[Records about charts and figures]
⟨
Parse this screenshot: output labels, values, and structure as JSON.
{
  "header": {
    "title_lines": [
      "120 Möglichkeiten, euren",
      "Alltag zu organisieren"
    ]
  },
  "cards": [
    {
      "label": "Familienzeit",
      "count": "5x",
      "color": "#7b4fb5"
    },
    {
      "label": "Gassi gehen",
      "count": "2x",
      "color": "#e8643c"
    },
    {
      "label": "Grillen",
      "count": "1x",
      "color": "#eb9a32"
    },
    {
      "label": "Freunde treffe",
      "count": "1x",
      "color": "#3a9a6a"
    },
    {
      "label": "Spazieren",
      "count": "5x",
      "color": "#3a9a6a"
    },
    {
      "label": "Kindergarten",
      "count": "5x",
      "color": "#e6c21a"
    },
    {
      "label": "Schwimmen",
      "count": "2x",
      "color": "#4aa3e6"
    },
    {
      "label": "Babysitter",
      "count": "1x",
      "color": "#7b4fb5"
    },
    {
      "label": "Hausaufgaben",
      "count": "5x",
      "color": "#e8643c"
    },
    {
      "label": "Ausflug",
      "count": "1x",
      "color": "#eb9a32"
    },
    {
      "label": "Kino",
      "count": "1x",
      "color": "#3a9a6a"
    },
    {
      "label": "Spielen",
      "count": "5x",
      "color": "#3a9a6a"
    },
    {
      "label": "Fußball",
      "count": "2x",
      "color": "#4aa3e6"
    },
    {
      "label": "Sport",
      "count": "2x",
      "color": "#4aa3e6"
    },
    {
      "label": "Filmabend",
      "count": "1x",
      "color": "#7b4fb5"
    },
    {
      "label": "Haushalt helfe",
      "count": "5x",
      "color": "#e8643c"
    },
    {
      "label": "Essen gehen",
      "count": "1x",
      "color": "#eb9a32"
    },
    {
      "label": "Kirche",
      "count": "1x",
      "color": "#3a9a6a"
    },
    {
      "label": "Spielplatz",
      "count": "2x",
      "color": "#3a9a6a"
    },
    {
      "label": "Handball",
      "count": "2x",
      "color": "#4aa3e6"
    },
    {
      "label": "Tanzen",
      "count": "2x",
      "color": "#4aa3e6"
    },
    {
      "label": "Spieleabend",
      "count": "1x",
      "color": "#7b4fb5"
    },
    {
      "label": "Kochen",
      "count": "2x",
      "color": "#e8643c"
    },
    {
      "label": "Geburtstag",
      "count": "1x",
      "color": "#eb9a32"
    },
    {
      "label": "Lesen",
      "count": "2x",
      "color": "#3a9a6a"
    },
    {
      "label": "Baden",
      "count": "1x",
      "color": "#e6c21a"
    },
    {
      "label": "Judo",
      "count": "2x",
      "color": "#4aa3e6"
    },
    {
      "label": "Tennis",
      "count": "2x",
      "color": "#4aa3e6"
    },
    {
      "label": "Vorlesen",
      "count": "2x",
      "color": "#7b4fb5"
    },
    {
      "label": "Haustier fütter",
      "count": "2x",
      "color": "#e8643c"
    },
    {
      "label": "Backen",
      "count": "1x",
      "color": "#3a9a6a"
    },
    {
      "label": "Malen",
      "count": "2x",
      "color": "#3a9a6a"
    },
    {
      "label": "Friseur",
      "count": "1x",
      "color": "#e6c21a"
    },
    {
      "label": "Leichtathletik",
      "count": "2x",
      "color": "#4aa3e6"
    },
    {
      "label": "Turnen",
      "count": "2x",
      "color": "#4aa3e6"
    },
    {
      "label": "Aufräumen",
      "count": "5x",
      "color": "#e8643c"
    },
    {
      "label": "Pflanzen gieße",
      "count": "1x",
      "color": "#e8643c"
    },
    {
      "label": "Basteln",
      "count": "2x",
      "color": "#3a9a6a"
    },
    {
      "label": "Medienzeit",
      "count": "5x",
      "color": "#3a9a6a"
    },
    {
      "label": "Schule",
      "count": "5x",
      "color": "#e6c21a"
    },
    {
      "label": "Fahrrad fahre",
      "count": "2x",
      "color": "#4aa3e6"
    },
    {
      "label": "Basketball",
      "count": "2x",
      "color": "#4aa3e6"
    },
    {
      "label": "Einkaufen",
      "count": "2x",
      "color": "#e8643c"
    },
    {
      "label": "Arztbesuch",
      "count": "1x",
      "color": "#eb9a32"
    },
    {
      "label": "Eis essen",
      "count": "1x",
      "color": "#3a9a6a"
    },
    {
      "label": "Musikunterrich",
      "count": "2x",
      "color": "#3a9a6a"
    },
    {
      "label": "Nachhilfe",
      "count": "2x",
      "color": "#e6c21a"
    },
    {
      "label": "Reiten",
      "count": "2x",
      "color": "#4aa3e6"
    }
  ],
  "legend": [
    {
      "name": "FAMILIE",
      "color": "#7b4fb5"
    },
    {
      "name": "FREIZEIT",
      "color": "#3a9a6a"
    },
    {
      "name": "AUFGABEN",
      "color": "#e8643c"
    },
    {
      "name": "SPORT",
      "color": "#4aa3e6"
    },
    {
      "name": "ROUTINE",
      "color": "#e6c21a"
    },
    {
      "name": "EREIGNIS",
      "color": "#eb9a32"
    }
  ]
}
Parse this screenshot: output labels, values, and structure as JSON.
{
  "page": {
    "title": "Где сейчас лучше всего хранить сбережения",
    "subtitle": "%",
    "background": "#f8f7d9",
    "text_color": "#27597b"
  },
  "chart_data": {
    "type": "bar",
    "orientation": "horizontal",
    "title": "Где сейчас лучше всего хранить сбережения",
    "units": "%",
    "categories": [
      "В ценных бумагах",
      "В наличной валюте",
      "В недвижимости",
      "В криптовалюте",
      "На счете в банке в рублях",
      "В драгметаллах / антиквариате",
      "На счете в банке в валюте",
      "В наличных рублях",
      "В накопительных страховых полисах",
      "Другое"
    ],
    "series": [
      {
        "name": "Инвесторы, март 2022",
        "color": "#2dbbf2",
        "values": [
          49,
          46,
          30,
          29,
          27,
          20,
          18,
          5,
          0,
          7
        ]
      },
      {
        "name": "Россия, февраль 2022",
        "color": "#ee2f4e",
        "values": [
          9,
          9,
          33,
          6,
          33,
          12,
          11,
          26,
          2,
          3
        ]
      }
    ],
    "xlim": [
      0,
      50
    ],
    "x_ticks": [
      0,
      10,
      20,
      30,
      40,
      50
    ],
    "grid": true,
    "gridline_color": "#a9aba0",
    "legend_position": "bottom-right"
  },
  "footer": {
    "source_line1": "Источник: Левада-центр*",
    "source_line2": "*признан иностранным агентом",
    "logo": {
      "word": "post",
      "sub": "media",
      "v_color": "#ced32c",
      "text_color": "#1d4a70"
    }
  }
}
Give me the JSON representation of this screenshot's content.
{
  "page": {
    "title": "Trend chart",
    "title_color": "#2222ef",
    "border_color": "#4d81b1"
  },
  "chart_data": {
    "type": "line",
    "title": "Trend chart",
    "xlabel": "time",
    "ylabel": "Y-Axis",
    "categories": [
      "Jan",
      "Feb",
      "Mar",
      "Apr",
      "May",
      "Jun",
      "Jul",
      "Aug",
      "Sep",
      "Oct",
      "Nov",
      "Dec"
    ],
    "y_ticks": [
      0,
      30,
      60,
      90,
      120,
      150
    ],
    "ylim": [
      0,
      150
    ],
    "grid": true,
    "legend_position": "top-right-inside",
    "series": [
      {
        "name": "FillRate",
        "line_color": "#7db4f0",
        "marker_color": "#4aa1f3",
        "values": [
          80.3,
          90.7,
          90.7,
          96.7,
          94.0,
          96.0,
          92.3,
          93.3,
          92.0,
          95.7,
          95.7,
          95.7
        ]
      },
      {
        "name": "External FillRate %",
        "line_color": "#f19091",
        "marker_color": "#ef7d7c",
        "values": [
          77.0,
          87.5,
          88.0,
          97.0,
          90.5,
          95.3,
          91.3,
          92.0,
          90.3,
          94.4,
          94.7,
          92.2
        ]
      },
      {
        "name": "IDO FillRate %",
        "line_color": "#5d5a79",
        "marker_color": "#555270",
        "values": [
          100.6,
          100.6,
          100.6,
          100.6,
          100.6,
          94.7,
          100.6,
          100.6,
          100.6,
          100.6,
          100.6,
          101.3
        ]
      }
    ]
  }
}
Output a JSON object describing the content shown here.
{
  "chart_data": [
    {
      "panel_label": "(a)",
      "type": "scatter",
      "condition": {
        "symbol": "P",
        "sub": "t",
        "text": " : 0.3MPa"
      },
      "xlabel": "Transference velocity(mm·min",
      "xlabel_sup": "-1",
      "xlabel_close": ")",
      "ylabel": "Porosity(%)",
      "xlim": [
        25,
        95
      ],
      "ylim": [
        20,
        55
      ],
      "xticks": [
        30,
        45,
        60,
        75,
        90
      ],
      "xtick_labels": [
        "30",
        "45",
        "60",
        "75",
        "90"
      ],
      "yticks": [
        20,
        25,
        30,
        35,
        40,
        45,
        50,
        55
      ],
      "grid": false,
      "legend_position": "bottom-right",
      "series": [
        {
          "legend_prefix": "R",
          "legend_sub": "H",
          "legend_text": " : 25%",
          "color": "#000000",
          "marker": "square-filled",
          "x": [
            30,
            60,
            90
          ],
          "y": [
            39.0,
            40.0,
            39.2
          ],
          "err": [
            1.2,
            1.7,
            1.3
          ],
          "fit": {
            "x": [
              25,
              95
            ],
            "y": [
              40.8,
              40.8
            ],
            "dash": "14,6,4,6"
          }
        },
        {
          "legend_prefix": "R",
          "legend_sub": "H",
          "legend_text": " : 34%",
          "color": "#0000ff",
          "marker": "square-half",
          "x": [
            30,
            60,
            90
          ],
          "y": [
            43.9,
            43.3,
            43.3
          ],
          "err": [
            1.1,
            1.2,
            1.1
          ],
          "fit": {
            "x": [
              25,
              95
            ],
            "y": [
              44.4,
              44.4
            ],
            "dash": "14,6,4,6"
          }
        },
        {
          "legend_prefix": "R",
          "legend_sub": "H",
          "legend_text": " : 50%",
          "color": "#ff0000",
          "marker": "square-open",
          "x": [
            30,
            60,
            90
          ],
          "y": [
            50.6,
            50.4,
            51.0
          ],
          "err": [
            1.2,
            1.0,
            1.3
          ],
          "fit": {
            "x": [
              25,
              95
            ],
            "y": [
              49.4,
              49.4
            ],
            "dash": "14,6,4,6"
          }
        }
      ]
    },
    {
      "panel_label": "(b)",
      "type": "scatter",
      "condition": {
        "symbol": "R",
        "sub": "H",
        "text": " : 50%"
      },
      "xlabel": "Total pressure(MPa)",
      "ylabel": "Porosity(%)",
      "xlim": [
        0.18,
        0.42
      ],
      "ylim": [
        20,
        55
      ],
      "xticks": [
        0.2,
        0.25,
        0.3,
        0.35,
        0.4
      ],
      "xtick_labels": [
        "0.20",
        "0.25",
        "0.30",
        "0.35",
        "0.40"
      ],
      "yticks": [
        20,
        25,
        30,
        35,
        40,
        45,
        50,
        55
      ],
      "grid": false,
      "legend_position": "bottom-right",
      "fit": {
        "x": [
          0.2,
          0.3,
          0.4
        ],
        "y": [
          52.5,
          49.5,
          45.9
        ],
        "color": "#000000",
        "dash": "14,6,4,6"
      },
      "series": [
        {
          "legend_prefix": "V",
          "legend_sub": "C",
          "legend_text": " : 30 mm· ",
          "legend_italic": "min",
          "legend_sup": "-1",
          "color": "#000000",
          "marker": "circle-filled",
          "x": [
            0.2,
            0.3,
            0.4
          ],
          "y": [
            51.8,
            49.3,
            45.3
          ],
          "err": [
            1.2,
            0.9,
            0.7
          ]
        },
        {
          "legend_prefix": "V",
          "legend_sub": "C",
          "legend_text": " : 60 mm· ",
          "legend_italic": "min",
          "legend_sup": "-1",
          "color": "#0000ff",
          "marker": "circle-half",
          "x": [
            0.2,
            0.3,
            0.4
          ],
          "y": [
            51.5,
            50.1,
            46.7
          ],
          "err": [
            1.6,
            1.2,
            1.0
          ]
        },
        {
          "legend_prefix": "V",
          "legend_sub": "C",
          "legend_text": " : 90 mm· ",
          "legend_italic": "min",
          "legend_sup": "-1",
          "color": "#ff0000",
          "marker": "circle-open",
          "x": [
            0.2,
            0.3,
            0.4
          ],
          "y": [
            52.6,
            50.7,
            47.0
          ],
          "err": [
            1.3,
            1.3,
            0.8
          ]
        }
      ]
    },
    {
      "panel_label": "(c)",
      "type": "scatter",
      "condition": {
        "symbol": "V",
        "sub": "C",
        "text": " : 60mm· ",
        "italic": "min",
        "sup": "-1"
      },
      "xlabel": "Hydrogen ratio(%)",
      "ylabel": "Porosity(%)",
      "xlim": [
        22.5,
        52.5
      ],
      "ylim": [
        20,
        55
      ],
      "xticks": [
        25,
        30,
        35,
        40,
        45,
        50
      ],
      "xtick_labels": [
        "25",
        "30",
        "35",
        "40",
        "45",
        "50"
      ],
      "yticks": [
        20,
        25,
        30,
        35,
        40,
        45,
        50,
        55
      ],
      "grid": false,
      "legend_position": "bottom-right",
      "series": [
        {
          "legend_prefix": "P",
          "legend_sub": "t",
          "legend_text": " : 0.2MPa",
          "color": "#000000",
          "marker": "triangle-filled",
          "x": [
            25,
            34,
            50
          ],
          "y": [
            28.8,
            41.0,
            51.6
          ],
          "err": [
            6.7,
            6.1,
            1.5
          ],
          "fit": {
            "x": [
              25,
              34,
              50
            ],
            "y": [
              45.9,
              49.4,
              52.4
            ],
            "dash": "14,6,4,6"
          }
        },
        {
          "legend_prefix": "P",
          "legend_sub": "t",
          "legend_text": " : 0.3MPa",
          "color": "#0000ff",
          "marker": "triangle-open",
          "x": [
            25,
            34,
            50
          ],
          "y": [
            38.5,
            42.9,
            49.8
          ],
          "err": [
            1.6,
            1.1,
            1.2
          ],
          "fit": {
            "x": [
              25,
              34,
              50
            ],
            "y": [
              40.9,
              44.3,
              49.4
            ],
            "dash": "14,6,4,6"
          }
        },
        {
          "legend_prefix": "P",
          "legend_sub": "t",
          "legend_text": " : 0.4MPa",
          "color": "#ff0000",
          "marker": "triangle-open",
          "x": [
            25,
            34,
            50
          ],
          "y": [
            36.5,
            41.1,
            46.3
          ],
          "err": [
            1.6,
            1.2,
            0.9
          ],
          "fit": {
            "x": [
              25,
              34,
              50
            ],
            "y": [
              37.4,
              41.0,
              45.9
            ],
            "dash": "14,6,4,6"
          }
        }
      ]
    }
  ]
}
⟩
▶ _What you have to do_: Filter the entries and copy out every line with the word "FillRate".

▶ _Full answer_:
        "name": "FillRate",
        "name": "External FillRate %",
        "name": "IDO FillRate %",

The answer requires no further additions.